* EXERCISE DETAILS
Pull every line holding the string "cumulative" from the records below.

* LISTING
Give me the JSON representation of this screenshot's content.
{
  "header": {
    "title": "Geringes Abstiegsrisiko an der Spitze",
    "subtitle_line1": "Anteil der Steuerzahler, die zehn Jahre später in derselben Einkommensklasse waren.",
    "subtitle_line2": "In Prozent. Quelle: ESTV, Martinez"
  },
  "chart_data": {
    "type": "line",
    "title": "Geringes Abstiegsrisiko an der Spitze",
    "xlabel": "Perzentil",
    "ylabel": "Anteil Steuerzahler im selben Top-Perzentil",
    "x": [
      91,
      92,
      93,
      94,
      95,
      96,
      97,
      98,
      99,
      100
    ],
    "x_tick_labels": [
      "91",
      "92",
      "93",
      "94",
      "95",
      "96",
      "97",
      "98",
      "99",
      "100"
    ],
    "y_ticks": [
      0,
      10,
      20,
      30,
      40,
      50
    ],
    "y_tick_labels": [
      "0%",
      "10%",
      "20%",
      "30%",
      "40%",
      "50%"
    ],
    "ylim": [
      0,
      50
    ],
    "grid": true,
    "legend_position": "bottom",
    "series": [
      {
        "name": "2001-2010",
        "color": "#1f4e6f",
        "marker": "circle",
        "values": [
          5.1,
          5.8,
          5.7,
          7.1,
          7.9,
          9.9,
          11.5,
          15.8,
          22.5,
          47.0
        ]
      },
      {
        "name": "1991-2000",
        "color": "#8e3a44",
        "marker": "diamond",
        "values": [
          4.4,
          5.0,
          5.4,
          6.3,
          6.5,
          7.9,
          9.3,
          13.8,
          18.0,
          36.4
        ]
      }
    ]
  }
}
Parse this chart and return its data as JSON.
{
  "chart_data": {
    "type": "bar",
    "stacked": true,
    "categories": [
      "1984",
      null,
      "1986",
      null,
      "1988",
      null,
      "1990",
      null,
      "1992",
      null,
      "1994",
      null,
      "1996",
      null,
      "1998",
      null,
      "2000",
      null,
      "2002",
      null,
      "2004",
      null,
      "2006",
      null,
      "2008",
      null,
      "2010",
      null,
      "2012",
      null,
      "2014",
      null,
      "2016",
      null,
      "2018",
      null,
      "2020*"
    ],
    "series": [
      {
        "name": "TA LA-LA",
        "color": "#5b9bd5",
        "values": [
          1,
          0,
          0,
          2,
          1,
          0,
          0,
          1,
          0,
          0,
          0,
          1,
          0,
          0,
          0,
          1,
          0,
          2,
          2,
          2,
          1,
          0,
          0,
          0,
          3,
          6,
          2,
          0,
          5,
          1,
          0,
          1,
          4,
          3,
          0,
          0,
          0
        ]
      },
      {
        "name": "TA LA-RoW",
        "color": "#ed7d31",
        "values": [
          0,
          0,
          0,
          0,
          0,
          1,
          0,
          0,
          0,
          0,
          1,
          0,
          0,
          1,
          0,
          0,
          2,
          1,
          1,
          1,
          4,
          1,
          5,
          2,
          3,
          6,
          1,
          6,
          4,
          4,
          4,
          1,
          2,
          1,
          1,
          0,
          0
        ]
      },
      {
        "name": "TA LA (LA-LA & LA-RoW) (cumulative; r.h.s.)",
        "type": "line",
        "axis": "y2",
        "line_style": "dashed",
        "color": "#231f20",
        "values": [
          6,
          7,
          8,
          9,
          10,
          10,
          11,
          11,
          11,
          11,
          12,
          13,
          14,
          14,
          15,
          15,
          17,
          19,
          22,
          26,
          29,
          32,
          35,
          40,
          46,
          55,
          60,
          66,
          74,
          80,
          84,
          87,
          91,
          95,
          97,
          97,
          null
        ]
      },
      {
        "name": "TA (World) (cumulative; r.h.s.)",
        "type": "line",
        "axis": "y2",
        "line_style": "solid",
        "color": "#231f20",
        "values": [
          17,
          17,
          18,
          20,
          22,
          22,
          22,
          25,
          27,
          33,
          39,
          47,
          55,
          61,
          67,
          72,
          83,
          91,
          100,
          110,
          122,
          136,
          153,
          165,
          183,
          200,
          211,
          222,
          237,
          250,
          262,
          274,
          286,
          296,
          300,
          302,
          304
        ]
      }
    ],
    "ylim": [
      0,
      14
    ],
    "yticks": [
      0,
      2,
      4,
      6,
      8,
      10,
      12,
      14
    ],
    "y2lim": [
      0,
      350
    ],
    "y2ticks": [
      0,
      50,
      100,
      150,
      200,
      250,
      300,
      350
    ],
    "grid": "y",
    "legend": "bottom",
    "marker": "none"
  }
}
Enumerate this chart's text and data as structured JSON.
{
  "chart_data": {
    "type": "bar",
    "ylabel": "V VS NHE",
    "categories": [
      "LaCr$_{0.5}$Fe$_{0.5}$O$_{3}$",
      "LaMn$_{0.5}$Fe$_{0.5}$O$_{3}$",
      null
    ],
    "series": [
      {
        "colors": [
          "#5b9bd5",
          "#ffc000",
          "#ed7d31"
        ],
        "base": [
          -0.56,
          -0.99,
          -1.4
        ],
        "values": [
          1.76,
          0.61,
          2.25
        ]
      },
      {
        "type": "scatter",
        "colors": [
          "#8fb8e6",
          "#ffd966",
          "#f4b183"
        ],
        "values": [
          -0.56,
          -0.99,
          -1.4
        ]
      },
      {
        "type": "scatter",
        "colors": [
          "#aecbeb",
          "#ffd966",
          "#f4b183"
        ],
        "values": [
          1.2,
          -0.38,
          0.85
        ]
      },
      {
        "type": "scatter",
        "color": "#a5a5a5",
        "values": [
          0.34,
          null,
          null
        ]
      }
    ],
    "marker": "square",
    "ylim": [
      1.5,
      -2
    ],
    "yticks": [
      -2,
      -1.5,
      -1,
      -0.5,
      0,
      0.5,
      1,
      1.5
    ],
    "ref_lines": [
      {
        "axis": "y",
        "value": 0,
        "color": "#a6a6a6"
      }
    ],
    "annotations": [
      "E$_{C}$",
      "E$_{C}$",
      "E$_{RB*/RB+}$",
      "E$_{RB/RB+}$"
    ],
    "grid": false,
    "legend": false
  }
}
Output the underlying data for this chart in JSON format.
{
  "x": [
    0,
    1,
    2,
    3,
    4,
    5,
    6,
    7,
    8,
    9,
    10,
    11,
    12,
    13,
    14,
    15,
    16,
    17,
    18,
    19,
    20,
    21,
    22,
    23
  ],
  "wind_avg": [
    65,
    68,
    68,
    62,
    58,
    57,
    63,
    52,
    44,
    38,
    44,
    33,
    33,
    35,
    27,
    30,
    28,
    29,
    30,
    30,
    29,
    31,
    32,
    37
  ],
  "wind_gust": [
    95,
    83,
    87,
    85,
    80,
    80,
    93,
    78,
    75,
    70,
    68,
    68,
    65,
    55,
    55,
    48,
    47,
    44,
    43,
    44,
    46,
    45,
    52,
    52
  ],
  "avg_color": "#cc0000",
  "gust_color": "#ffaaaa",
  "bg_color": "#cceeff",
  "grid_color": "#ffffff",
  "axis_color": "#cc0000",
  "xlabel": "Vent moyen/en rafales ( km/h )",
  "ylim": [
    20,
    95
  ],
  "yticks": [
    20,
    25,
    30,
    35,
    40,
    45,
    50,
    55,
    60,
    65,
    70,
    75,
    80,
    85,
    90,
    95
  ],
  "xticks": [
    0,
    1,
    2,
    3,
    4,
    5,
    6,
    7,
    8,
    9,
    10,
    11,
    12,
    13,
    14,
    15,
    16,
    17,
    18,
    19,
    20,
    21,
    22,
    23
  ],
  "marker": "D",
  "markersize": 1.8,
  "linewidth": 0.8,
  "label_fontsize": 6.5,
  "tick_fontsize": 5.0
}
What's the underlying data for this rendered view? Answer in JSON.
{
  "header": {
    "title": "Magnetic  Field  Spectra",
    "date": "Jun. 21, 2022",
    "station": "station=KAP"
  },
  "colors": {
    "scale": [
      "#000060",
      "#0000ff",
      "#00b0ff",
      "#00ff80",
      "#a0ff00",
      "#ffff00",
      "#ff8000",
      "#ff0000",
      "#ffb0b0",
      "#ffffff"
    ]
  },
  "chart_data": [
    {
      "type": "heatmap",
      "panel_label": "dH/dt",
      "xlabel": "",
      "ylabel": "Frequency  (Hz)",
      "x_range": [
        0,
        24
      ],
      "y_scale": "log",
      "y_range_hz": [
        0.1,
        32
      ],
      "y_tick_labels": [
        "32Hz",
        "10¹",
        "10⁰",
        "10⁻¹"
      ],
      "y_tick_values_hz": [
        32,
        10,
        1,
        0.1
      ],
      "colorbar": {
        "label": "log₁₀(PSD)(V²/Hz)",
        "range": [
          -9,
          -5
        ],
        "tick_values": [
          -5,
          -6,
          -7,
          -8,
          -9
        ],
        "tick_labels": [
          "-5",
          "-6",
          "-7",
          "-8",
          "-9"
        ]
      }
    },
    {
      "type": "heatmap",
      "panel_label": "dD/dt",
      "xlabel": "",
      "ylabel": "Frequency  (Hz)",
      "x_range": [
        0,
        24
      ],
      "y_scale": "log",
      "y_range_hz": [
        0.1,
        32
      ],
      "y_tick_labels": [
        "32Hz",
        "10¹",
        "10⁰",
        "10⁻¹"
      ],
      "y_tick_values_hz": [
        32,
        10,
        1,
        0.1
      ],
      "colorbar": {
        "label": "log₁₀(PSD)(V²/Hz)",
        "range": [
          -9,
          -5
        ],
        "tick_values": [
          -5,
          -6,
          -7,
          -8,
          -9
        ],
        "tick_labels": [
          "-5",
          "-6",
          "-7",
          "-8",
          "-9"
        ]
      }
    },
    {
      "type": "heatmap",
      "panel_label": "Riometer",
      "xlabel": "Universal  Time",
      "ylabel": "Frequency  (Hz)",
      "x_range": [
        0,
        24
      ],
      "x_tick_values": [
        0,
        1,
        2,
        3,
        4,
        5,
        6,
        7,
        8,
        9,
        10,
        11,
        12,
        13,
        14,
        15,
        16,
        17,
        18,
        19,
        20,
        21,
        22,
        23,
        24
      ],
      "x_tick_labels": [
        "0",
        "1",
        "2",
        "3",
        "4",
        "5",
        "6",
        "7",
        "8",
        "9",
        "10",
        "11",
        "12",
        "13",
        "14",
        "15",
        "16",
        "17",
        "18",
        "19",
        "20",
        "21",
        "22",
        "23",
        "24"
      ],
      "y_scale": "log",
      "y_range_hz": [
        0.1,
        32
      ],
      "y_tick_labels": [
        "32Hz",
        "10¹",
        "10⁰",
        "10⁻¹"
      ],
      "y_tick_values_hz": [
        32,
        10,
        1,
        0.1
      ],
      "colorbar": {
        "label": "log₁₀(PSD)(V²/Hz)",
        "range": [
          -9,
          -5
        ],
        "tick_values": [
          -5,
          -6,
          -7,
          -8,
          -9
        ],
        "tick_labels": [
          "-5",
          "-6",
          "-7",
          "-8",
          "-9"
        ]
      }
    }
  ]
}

* OUTPUT
        "name": "TA LA (LA-LA & LA-RoW) (cumulative; r.h.s.)",
        "name": "TA (World) (cumulative; r.h.s.)",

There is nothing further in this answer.